PROVIDED INFORMATION:
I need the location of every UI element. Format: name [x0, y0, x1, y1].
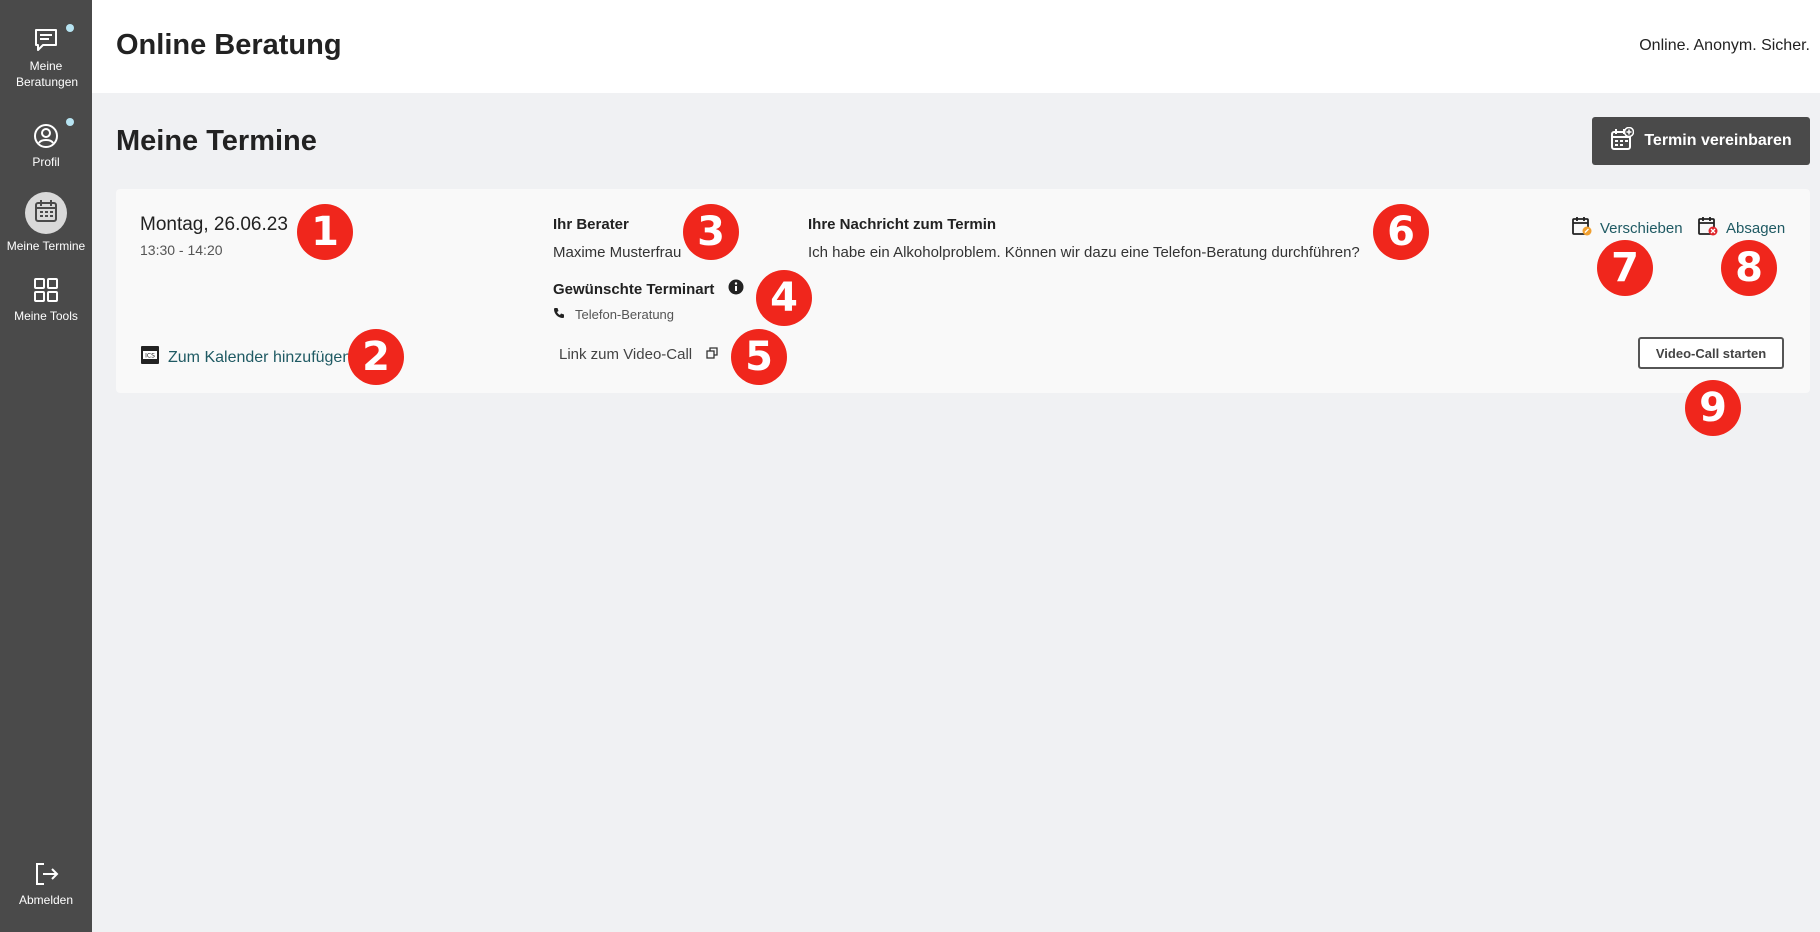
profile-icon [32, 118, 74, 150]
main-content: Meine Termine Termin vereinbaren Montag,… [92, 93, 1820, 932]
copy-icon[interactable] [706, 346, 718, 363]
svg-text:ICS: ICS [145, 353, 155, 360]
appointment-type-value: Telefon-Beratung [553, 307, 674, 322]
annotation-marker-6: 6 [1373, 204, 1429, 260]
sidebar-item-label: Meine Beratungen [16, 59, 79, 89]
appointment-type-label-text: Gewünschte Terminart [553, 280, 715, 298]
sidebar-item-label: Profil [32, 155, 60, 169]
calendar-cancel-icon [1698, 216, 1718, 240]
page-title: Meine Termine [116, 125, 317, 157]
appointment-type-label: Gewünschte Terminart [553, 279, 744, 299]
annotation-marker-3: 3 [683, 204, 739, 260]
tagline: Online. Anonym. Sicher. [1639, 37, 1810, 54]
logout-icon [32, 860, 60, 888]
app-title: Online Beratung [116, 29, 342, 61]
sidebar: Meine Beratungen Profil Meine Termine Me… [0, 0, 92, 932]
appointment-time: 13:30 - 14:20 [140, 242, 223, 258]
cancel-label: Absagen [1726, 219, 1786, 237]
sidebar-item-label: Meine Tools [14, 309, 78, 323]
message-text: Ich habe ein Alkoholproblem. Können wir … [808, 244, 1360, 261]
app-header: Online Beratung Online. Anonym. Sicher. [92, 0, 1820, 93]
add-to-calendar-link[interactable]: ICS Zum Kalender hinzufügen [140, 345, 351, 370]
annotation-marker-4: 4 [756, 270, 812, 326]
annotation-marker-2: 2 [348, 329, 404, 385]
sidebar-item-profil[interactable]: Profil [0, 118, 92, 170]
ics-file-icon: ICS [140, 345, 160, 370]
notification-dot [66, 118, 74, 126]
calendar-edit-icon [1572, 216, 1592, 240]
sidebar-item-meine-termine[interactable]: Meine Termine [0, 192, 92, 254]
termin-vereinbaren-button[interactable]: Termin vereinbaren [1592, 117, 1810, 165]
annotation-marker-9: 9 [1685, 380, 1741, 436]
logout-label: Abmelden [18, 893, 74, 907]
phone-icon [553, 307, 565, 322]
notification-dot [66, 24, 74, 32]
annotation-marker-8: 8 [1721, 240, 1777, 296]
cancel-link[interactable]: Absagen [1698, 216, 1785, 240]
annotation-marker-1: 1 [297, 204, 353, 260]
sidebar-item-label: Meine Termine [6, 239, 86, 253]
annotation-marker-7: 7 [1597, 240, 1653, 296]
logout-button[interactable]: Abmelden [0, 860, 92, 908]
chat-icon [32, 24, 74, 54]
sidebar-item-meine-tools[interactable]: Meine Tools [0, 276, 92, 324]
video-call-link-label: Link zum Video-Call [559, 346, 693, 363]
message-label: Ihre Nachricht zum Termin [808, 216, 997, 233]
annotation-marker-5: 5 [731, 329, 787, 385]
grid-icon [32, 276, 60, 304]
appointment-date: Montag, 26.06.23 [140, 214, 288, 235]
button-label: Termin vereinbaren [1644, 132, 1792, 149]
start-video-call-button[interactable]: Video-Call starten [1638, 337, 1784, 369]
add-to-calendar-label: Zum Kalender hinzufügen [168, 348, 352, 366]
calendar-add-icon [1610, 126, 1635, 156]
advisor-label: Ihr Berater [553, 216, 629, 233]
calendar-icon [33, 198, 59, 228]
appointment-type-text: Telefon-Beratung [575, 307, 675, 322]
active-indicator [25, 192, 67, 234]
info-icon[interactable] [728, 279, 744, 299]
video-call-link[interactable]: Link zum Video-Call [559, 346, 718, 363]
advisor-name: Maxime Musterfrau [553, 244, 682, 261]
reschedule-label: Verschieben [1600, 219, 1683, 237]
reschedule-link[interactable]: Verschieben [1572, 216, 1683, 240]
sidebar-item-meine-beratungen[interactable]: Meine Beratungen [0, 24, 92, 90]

==

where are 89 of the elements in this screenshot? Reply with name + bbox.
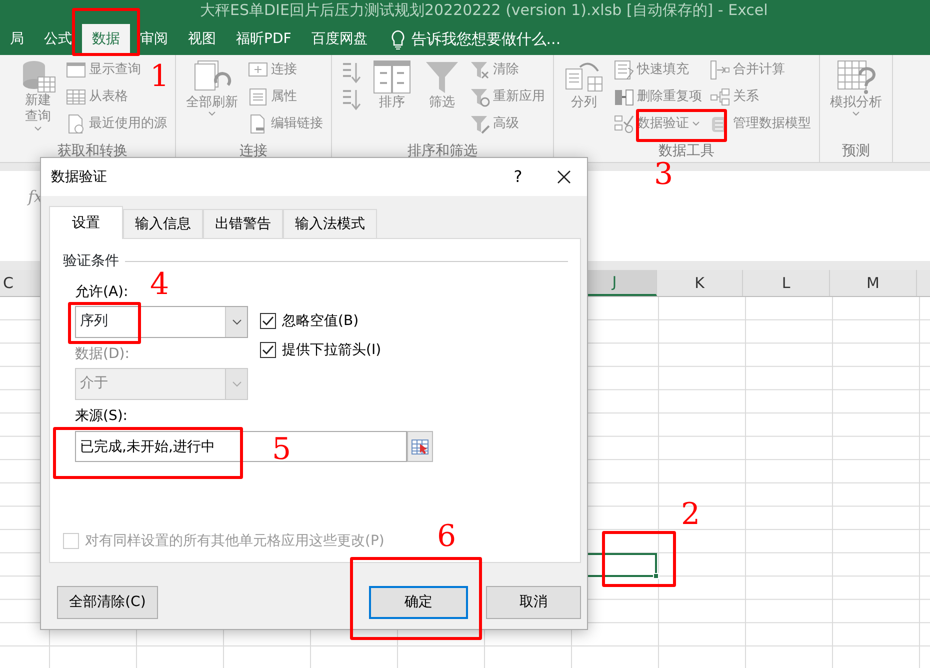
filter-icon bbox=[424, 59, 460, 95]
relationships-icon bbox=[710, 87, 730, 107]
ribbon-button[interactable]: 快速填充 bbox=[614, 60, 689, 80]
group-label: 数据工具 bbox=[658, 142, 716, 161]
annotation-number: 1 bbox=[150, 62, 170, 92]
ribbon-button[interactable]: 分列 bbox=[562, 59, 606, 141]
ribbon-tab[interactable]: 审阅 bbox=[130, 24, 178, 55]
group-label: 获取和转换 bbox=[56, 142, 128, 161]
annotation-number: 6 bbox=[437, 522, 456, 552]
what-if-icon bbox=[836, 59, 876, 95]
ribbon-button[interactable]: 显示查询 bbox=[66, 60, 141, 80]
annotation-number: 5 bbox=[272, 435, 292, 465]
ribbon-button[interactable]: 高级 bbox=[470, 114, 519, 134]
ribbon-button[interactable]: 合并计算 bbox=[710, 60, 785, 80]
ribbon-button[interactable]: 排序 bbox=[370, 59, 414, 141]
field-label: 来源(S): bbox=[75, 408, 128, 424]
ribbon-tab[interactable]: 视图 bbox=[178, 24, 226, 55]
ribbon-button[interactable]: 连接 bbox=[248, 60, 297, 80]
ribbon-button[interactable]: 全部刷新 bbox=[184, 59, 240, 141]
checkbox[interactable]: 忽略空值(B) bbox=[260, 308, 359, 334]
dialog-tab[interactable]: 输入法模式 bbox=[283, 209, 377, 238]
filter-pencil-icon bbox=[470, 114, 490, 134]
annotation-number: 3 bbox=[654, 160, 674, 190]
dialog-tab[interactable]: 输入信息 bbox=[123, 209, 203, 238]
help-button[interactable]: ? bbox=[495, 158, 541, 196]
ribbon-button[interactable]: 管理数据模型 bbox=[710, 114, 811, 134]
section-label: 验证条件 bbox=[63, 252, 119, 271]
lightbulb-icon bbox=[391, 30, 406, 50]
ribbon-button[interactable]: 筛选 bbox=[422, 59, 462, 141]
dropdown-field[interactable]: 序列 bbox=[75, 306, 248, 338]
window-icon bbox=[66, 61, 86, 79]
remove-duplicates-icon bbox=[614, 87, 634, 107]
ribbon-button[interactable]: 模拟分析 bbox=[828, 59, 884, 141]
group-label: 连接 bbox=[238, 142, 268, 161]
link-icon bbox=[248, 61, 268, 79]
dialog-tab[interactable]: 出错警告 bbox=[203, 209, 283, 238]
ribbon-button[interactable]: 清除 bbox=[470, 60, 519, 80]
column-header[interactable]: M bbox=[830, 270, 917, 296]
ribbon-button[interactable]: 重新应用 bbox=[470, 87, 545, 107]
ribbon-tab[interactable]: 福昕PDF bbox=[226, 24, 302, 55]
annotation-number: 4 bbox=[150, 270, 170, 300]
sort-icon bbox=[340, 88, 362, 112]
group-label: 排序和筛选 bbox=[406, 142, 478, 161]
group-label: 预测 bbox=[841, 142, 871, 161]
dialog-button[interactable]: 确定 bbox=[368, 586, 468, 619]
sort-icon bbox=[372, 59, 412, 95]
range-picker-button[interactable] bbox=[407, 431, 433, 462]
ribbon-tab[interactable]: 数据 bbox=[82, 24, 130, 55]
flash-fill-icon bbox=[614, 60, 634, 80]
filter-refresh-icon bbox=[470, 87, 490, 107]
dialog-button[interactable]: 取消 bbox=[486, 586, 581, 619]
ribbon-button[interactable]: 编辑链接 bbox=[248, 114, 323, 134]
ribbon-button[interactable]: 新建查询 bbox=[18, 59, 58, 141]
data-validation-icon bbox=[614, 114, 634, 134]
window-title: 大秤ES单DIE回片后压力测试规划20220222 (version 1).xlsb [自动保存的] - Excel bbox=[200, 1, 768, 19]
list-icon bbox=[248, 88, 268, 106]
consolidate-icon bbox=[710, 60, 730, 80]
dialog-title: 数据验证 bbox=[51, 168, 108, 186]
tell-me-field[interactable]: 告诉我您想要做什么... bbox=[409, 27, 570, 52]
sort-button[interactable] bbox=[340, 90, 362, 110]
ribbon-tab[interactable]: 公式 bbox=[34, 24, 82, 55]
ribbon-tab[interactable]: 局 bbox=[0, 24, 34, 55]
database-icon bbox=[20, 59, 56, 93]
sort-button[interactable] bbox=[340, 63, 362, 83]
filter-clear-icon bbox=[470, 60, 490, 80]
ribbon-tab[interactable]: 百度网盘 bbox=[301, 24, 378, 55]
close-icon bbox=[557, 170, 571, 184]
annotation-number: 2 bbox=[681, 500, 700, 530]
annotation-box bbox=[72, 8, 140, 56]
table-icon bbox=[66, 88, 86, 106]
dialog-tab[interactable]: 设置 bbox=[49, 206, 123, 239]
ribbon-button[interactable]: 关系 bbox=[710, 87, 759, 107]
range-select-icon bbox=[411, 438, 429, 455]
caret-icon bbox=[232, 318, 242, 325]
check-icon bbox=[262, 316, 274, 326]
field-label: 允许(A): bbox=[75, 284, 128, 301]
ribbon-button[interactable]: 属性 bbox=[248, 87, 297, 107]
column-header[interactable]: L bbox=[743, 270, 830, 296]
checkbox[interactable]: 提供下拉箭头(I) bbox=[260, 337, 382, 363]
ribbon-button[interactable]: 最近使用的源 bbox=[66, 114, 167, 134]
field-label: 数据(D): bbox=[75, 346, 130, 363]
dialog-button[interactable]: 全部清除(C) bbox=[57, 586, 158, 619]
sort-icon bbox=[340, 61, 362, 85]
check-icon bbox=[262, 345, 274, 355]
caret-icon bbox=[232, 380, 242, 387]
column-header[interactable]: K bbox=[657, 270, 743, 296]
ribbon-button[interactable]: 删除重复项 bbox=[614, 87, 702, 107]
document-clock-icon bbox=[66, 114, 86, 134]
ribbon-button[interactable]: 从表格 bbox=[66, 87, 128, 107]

WRITTEN EXERCISE: Convert the entries opening with the line containing "profile-icon [32, 118, 74, 150]" and closing with the line containing "logout-button[interactable]: Abmelden [0, 860, 92, 908]" into a JSON list of strings, one string per line, omitting blank lines.

RESPONSE:
[
  "profile-icon [32, 118, 74, 150]",
  "main-content: Meine Termine Termin vereinbaren Montag,… [92, 93, 1820, 932]",
  "copy-icon[interactable] [706, 346, 718, 363]",
  "svg-text:ICS: ICS [145, 353, 155, 360]",
  "appointment-type-value: Telefon-Beratung [553, 307, 674, 322]",
  "annotation-marker-6: 6 [1373, 204, 1429, 260]",
  "sidebar-item-label: Meine Beratungen [16, 59, 79, 89]",
  "appointment-type-label-text: Gewünschte Terminart [553, 280, 715, 298]",
  "sidebar-item-label: Profil [32, 155, 60, 169]",
  "calendar-cancel-icon [1698, 216, 1718, 240]",
  "page-title: Meine Termine [116, 125, 317, 157]",
  "appointment-type-label: Gewünschte Terminart [553, 279, 744, 299]",
  "annotation-marker-3: 3 [683, 204, 739, 260]",
  "tagline: Online. Anonym. Sicher. [1639, 37, 1810, 54]",
  "logout-icon [32, 860, 60, 888]",
  "app-title: Online Beratung [116, 29, 342, 61]",
  "sidebar: Meine Beratungen Profil Meine Termine Me… [0, 0, 92, 932]",
  "appointment-time: 13:30 - 14:20 [140, 242, 223, 258]",
  "cancel-label: Absagen [1726, 219, 1786, 237]",
  "sidebar-item-label: Meine Tools [14, 309, 78, 323]",
  "message-text: Ich habe ein Alkoholproblem. Können wir … [808, 244, 1360, 261]",
  "app-header: Online Beratung Online. Anonym. Sicher. [92, 0, 1820, 93]",
  "add-to-calendar-link[interactable]: ICS Zum Kalender hinzufügen [140, 345, 351, 370]",
  "annotation-marker-4: 4 [756, 270, 812, 326]",
  "annotation-marker-2: 2 [348, 329, 404, 385]",
  "sidebar-item-profil[interactable]: Profil [0, 118, 92, 170]",
  "ics-file-icon: ICS [140, 345, 160, 370]",
  "notification-dot [66, 118, 74, 126]",
  "calendar-edit-icon [1572, 216, 1592, 240]",
  "sidebar-item-meine-termine[interactable]: Meine Termine [0, 192, 92, 254]",
  "termin-vereinbaren-button[interactable]: Termin vereinbaren [1592, 117, 1810, 165]",
  "annotation-marker-9: 9 [1685, 380, 1741, 436]",
  "logout-label: Abmelden [18, 893, 74, 907]",
  "phone-icon [553, 307, 565, 322]",
  "notification-dot [66, 24, 74, 32]",
  "annotation-marker-8: 8 [1721, 240, 1777, 296]",
  "cancel-link[interactable]: Absagen [1698, 216, 1785, 240]",
  "annotation-marker-1: 1 [297, 204, 353, 260]",
  "sidebar-item-label: Meine Termine [6, 239, 86, 253]",
  "annotation-marker-7: 7 [1597, 240, 1653, 296]",
  "logout-button[interactable]: Abmelden [0, 860, 92, 908]"
]